Dataset rows about figures:
* BEGIN *

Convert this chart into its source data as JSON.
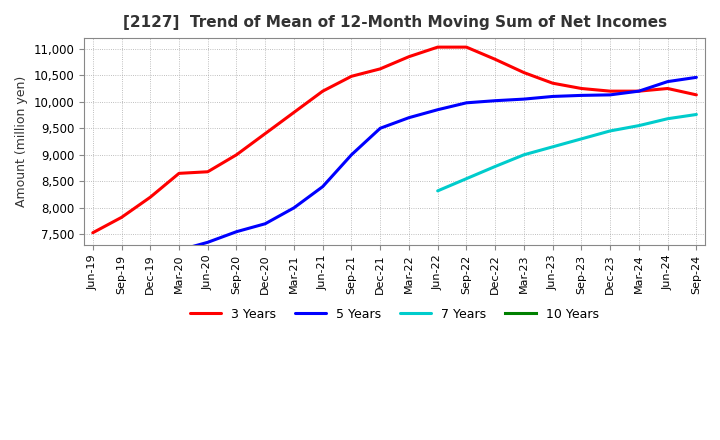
{
  "title": "[2127]  Trend of Mean of 12-Month Moving Sum of Net Incomes",
  "ylabel": "Amount (million yen)",
  "background_color": "#ffffff",
  "plot_bg_color": "#ffffff",
  "grid_color": "#aaaaaa",
  "ylim": [
    7300,
    11200
  ],
  "yticks": [
    7500,
    8000,
    8500,
    9000,
    9500,
    10000,
    10500,
    11000
  ],
  "series": {
    "3 Years": {
      "color": "#ff0000",
      "data": {
        "Jun-19": 7530,
        "Sep-19": 7820,
        "Dec-19": 8200,
        "Mar-20": 8650,
        "Jun-20": 8680,
        "Sep-20": 9000,
        "Dec-20": 9400,
        "Mar-21": 9800,
        "Jun-21": 10200,
        "Sep-21": 10480,
        "Dec-21": 10620,
        "Mar-22": 10850,
        "Jun-22": 11030,
        "Sep-22": 11030,
        "Dec-22": 10800,
        "Mar-23": 10550,
        "Jun-23": 10350,
        "Sep-23": 10250,
        "Dec-23": 10200,
        "Mar-24": 10200,
        "Jun-24": 10250,
        "Sep-24": 10130
      }
    },
    "5 Years": {
      "color": "#0000ff",
      "data": {
        "Mar-20": 7200,
        "Jun-20": 7350,
        "Sep-20": 7550,
        "Dec-20": 7700,
        "Mar-21": 8000,
        "Jun-21": 8400,
        "Sep-21": 9000,
        "Dec-21": 9500,
        "Mar-22": 9700,
        "Jun-22": 9850,
        "Sep-22": 9980,
        "Dec-22": 10020,
        "Mar-23": 10050,
        "Jun-23": 10100,
        "Sep-23": 10120,
        "Dec-23": 10130,
        "Mar-24": 10200,
        "Jun-24": 10380,
        "Sep-24": 10460
      }
    },
    "7 Years": {
      "color": "#00cccc",
      "data": {
        "Jun-22": 8320,
        "Sep-22": 8550,
        "Dec-22": 8780,
        "Mar-23": 9000,
        "Jun-23": 9150,
        "Sep-23": 9300,
        "Dec-23": 9450,
        "Mar-24": 9550,
        "Jun-24": 9680,
        "Sep-24": 9760
      }
    },
    "10 Years": {
      "color": "#008000",
      "data": {}
    }
  },
  "x_tick_labels": [
    "Jun-19",
    "Sep-19",
    "Dec-19",
    "Mar-20",
    "Jun-20",
    "Sep-20",
    "Dec-20",
    "Mar-21",
    "Jun-21",
    "Sep-21",
    "Dec-21",
    "Mar-22",
    "Jun-22",
    "Sep-22",
    "Dec-22",
    "Mar-23",
    "Jun-23",
    "Sep-23",
    "Dec-23",
    "Mar-24",
    "Jun-24",
    "Sep-24"
  ]
}
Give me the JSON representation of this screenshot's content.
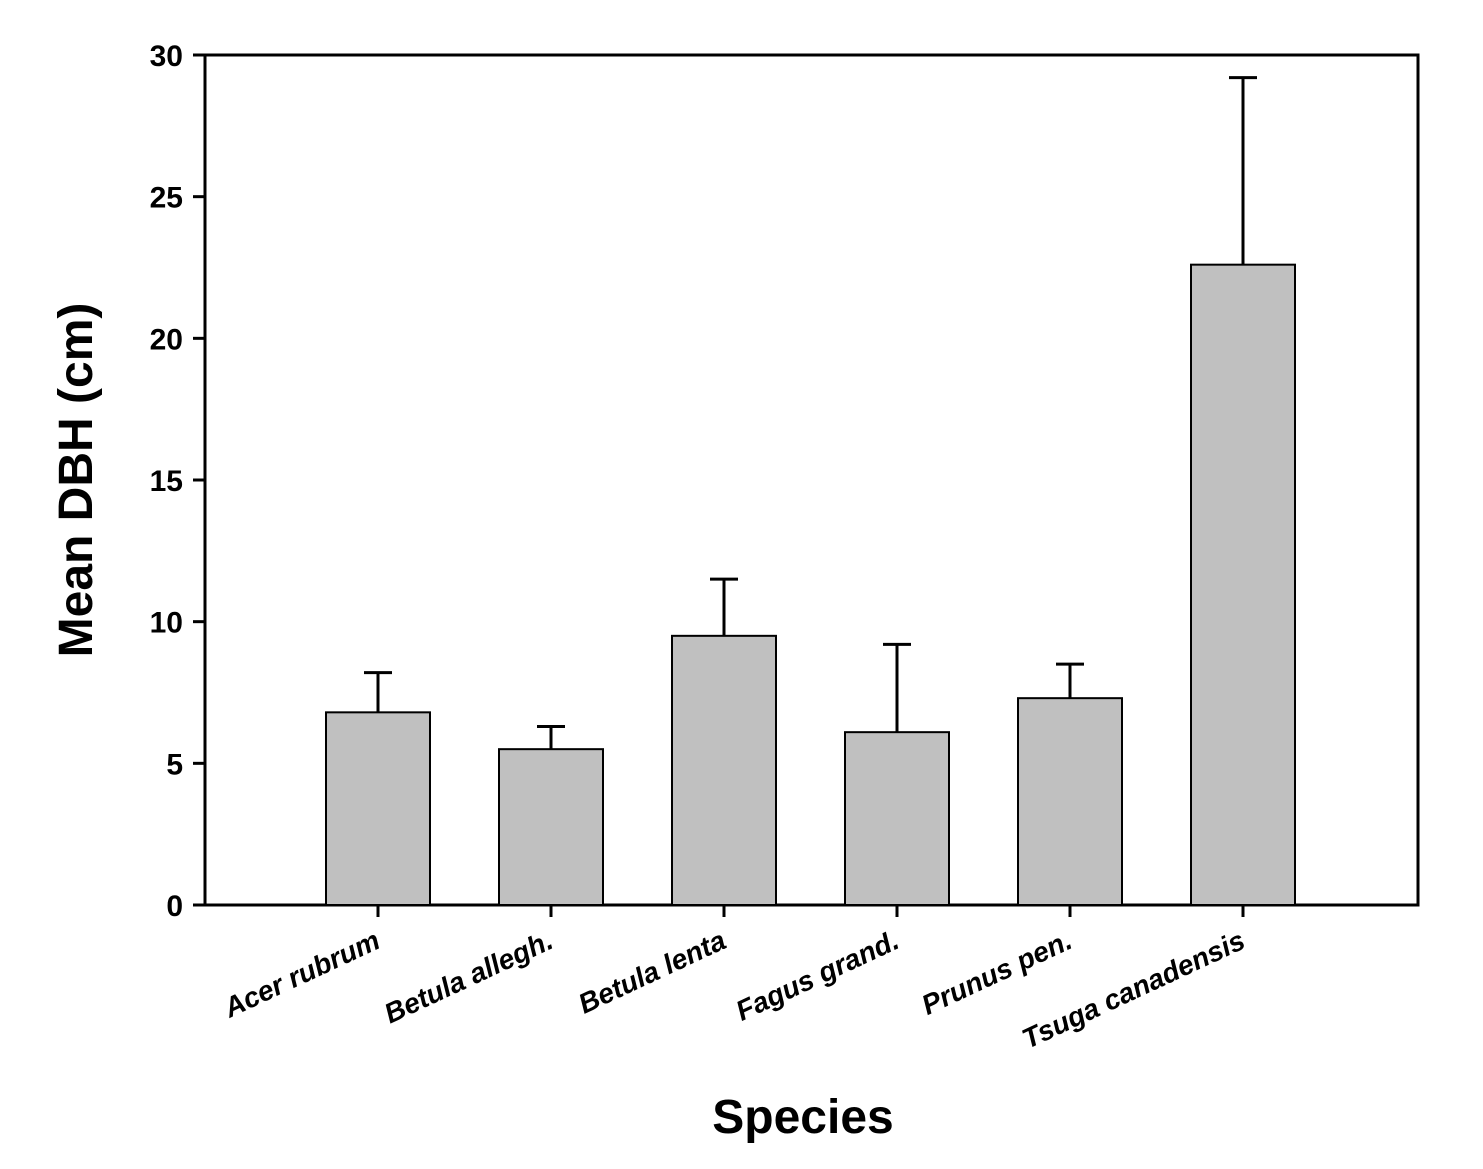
{
  "chart_data": {
    "type": "bar",
    "title": "",
    "xlabel": "Species",
    "ylabel": "Mean DBH (cm)",
    "ylim": [
      0,
      30
    ],
    "yticks": [
      0,
      5,
      10,
      15,
      20,
      25,
      30
    ],
    "grid": false,
    "legend": "none",
    "categories": [
      "Acer rubrum",
      "Betula allegh.",
      "Betula lenta",
      "Fagus grand.",
      "Prunus pen.",
      "Tsuga canadensis"
    ],
    "values": [
      6.8,
      5.5,
      9.5,
      6.1,
      7.3,
      22.6
    ],
    "error_upper": [
      1.4,
      0.8,
      2.0,
      3.1,
      1.2,
      6.6
    ],
    "colors": {
      "bar_fill": "#c0c0c0",
      "bar_stroke": "#000000",
      "axis": "#000000",
      "background": "#ffffff"
    }
  }
}
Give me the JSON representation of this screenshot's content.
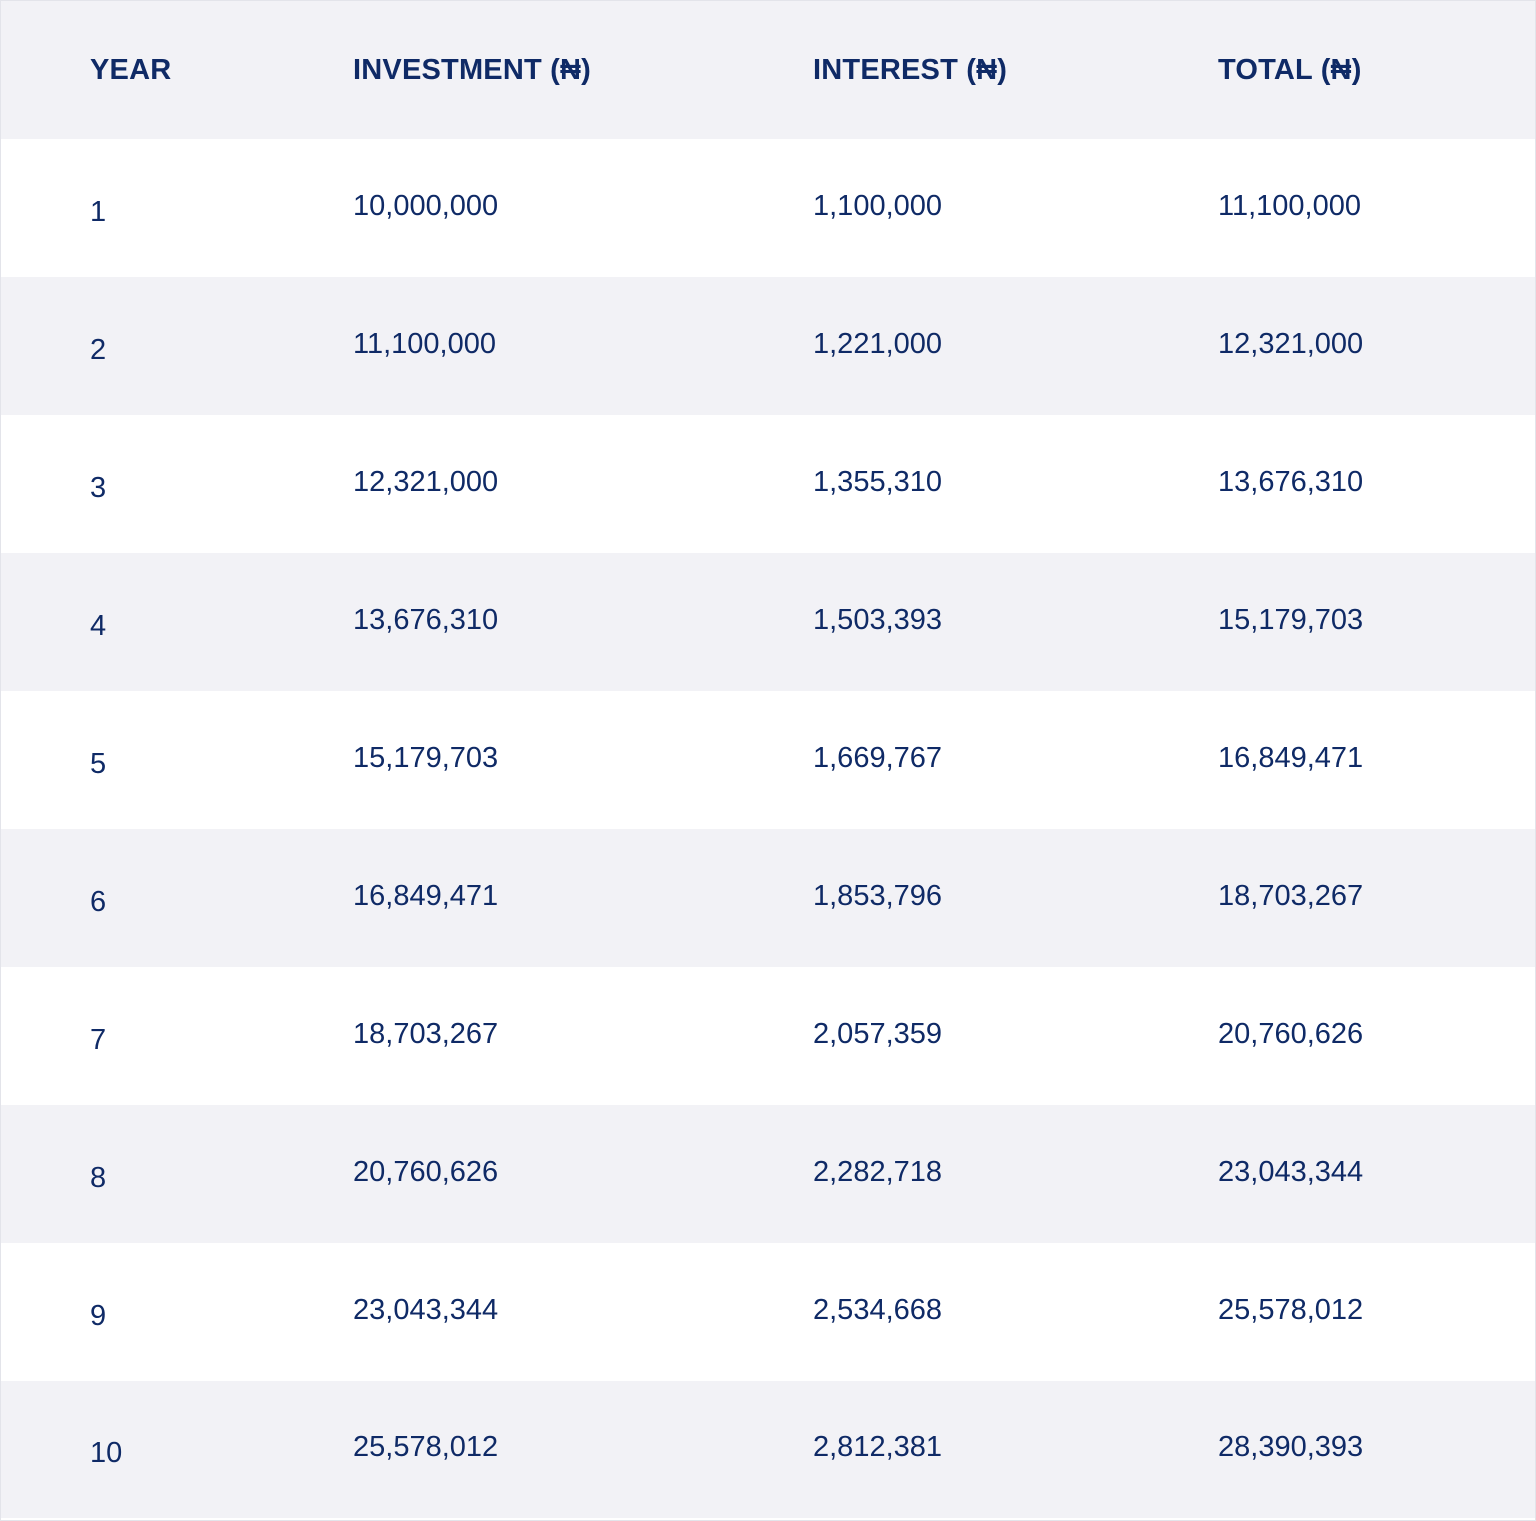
{
  "table": {
    "headers": [
      "YEAR",
      "INVESTMENT (₦)",
      "INTEREST (₦)",
      "TOTAL (₦)"
    ],
    "rows": [
      [
        "1",
        "10,000,000",
        "1,100,000",
        "11,100,000"
      ],
      [
        "2",
        "11,100,000",
        "1,221,000",
        "12,321,000"
      ],
      [
        "3",
        "12,321,000",
        "1,355,310",
        "13,676,310"
      ],
      [
        "4",
        "13,676,310",
        "1,503,393",
        "15,179,703"
      ],
      [
        "5",
        "15,179,703",
        "1,669,767",
        "16,849,471"
      ],
      [
        "6",
        "16,849,471",
        "1,853,796",
        "18,703,267"
      ],
      [
        "7",
        "18,703,267",
        "2,057,359",
        "20,760,626"
      ],
      [
        "8",
        "20,760,626",
        "2,282,718",
        "23,043,344"
      ],
      [
        "9",
        "23,043,344",
        "2,534,668",
        "25,578,012"
      ],
      [
        "10",
        "25,578,012",
        "2,812,381",
        "28,390,393"
      ]
    ]
  },
  "colors": {
    "text": "#0f2a66",
    "shaded_row": "#f2f2f6",
    "plain_row": "#ffffff"
  }
}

* END *

EXERCISE REQUIREMENTS:
Write out each entry exactly as given, but skip the pictures.

ANSWER TO THE EXERCISE:
Convert this chart into its source data as JSON.
{
  "title": "[2127]  Trend of Mean of 12-Month Moving Sum of Net Incomes",
  "ylabel": "Amount (million yen)",
  "background_color": "#ffffff",
  "plot_bg_color": "#ffffff",
  "grid_color": "#aaaaaa",
  "ylim": [
    7300,
    11200
  ],
  "yticks": [
    7500,
    8000,
    8500,
    9000,
    9500,
    10000,
    10500,
    11000
  ],
  "series": {
    "3 Years": {
      "color": "#ff0000",
      "data": {
        "Jun-19": 7530,
        "Sep-19": 7820,
        "Dec-19": 8200,
        "Mar-20": 8650,
        "Jun-20": 8680,
        "Sep-20": 9000,
        "Dec-20": 9400,
        "Mar-21": 9800,
        "Jun-21": 10200,
        "Sep-21": 10480,
        "Dec-21": 10620,
        "Mar-22": 10850,
        "Jun-22": 11030,
        "Sep-22": 11030,
        "Dec-22": 10800,
        "Mar-23": 10550,
        "Jun-23": 10350,
        "Sep-23": 10250,
        "Dec-23": 10200,
        "Mar-24": 10200,
        "Jun-24": 10250,
        "Sep-24": 10130
      }
    },
    "5 Years": {
      "color": "#0000ff",
      "data": {
        "Mar-20": 7200,
        "Jun-20": 7350,
        "Sep-20": 7550,
        "Dec-20": 7700,
        "Mar-21": 8000,
        "Jun-21": 8400,
        "Sep-21": 9000,
        "Dec-21": 9500,
        "Mar-22": 9700,
        "Jun-22": 9850,
        "Sep-22": 9980,
        "Dec-22": 10020,
        "Mar-23": 10050,
        "Jun-23": 10100,
        "Sep-23": 10120,
        "Dec-23": 10130,
        "Mar-24": 10200,
        "Jun-24": 10380,
        "Sep-24": 10460
      }
    },
    "7 Years": {
      "color": "#00cccc",
      "data": {
        "Jun-22": 8320,
        "Sep-22": 8550,
        "Dec-22": 8780,
        "Mar-23": 9000,
        "Jun-23": 9150,
        "Sep-23": 9300,
        "Dec-23": 9450,
        "Mar-24": 9550,
        "Jun-24": 9680,
        "Sep-24": 9760
      }
    },
    "10 Years": {
      "color": "#008000",
      "data": {}
    }
  },
  "x_tick_labels": [
    "Jun-19",
    "Sep-19",
    "Dec-19",
    "Mar-20",
    "Jun-20",
    "Sep-20",
    "Dec-20",
    "Mar-21",
    "Jun-21",
    "Sep-21",
    "Dec-21",
    "Mar-22",
    "Jun-22",
    "Sep-22",
    "Dec-22",
    "Mar-23",
    "Jun-23",
    "Sep-23",
    "Dec-23",
    "Mar-24",
    "Jun-24",
    "Sep-24"
  ]
}
Give me the JSON representation of this screenshot's content.
{
  "chart_data": {
    "type": "bar",
    "title": "",
    "xlabel": "Species",
    "ylabel": "Mean DBH (cm)",
    "ylim": [
      0,
      30
    ],
    "yticks": [
      0,
      5,
      10,
      15,
      20,
      25,
      30
    ],
    "grid": false,
    "legend": "none",
    "categories": [
      "Acer rubrum",
      "Betula allegh.",
      "Betula lenta",
      "Fagus grand.",
      "Prunus pen.",
      "Tsuga canadensis"
    ],
    "values": [
      6.8,
      5.5,
      9.5,
      6.1,
      7.3,
      22.6
    ],
    "error_upper": [
      1.4,
      0.8,
      2.0,
      3.1,
      1.2,
      6.6
    ],
    "colors": {
      "bar_fill": "#c0c0c0",
      "bar_stroke": "#000000",
      "axis": "#000000",
      "background": "#ffffff"
    }
  }
}
Give me the JSON representation of this screenshot's content.
{
  "table": {
    "headers": [
      "YEAR",
      "INVESTMENT (₦)",
      "INTEREST (₦)",
      "TOTAL (₦)"
    ],
    "rows": [
      [
        "1",
        "10,000,000",
        "1,100,000",
        "11,100,000"
      ],
      [
        "2",
        "11,100,000",
        "1,221,000",
        "12,321,000"
      ],
      [
        "3",
        "12,321,000",
        "1,355,310",
        "13,676,310"
      ],
      [
        "4",
        "13,676,310",
        "1,503,393",
        "15,179,703"
      ],
      [
        "5",
        "15,179,703",
        "1,669,767",
        "16,849,471"
      ],
      [
        "6",
        "16,849,471",
        "1,853,796",
        "18,703,267"
      ],
      [
        "7",
        "18,703,267",
        "2,057,359",
        "20,760,626"
      ],
      [
        "8",
        "20,760,626",
        "2,282,718",
        "23,043,344"
      ],
      [
        "9",
        "23,043,344",
        "2,534,668",
        "25,578,012"
      ],
      [
        "10",
        "25,578,012",
        "2,812,381",
        "28,390,393"
      ]
    ]
  },
  "colors": {
    "text": "#0f2a66",
    "shaded_row": "#f2f2f6",
    "plain_row": "#ffffff"
  }
}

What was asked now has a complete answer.